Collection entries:

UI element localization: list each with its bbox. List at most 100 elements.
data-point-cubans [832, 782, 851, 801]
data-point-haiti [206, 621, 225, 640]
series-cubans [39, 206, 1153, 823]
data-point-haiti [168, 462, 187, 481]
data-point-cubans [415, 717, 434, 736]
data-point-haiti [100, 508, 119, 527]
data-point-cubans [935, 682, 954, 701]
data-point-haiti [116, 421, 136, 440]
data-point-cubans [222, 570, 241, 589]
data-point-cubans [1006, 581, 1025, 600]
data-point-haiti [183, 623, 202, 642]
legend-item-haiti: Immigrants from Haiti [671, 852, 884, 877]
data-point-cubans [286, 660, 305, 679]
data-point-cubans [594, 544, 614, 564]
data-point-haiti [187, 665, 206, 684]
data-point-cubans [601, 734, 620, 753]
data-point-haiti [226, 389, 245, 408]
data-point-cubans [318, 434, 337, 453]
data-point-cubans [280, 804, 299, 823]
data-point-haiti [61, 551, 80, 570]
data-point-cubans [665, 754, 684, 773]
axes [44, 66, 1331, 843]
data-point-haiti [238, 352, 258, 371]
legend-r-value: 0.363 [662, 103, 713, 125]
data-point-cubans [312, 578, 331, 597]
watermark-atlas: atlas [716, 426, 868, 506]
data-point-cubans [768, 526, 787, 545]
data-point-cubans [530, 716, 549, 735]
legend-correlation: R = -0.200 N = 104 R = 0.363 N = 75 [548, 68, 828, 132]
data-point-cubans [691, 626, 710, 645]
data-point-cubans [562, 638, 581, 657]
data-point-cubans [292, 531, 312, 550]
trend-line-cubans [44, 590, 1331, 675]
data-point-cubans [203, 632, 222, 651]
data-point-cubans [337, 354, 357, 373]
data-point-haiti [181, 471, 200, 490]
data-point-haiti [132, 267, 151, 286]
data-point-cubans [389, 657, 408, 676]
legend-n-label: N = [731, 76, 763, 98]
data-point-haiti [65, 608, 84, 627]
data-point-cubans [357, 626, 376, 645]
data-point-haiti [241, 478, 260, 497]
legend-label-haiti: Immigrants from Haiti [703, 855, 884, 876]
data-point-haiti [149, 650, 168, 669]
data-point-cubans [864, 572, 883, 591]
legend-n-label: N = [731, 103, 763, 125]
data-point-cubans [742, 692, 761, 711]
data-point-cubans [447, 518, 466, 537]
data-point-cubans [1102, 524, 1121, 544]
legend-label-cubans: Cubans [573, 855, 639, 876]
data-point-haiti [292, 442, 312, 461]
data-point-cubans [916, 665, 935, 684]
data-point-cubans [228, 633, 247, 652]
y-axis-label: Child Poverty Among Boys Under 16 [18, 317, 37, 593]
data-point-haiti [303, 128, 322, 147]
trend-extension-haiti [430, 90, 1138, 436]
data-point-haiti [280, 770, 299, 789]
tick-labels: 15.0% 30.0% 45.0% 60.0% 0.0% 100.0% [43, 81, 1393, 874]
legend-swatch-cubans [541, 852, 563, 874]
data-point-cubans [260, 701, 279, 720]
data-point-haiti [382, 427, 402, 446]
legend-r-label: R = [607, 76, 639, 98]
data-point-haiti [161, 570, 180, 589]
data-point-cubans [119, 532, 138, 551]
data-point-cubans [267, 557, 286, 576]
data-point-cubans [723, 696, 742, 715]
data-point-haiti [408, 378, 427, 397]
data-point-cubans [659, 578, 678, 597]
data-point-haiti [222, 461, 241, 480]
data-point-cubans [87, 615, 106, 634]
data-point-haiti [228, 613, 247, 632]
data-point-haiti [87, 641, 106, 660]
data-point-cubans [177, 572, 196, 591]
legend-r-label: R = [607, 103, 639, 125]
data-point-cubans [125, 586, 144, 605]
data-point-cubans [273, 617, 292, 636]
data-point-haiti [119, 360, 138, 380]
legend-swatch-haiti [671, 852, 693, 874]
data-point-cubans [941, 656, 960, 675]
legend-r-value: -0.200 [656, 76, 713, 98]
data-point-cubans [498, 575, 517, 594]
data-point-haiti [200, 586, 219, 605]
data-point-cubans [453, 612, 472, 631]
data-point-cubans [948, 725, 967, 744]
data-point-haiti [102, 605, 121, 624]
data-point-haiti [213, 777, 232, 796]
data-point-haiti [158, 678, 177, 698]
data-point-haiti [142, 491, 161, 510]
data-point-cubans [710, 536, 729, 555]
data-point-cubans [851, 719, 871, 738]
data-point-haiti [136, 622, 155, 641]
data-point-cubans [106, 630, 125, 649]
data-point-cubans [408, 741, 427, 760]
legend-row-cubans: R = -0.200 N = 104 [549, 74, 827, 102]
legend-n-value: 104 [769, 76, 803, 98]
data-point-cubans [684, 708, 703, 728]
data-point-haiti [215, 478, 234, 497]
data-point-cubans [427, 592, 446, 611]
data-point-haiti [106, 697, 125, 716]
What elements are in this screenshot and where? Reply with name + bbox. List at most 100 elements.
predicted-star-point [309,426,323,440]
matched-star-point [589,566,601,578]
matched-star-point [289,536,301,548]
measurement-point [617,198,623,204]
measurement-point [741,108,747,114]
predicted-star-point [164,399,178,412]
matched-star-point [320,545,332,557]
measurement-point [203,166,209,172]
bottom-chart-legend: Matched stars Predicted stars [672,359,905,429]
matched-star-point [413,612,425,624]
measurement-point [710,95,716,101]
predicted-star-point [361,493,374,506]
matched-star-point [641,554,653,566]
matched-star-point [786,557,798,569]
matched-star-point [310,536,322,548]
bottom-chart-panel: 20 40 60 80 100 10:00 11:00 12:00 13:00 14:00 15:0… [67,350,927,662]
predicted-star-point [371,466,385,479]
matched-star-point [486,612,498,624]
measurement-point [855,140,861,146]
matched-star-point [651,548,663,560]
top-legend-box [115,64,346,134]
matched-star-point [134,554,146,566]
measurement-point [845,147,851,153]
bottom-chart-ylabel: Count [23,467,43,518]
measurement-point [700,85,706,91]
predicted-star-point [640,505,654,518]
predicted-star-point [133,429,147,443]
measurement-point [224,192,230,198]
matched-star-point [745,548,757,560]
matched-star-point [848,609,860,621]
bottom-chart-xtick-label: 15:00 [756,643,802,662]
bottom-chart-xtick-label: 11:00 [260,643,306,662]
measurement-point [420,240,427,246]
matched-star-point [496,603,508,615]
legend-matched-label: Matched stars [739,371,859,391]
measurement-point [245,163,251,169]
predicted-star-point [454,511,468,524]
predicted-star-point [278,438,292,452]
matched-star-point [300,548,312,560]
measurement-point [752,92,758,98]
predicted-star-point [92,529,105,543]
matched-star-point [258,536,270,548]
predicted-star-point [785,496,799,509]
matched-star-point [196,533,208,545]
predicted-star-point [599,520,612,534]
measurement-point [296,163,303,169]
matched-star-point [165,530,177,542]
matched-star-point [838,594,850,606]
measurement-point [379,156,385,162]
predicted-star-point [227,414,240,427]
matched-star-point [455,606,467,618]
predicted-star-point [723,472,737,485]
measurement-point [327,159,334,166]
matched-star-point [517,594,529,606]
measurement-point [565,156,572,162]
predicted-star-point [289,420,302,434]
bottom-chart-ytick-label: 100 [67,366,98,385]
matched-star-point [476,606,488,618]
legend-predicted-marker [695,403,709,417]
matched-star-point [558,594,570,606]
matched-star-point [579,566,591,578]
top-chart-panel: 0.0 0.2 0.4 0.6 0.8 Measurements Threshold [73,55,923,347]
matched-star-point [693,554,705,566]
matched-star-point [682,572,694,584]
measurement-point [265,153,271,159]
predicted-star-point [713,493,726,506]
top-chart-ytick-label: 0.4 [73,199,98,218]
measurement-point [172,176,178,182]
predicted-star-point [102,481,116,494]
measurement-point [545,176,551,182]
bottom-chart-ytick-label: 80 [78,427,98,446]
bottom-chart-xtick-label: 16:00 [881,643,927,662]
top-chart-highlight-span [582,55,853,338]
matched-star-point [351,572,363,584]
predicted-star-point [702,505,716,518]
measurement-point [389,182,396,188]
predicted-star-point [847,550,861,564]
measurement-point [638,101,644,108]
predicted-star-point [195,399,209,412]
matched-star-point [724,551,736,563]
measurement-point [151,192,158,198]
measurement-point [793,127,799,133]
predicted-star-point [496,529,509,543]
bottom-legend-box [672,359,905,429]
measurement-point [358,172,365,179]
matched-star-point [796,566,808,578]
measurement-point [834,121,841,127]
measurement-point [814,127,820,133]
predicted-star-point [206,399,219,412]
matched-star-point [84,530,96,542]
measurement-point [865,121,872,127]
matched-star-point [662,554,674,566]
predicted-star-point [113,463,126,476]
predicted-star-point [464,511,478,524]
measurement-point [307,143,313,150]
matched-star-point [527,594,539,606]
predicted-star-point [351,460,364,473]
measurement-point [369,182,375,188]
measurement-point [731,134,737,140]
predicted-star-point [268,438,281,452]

» OBJECTIVE
Locate each line in the entries above that contains the string "stars", and copy those lines. Case counts.

» IN RESPONSE
bottom-chart-legend: Matched stars Predicted stars [672,359,905,429]
legend-matched-label: Matched stars [739,371,859,391]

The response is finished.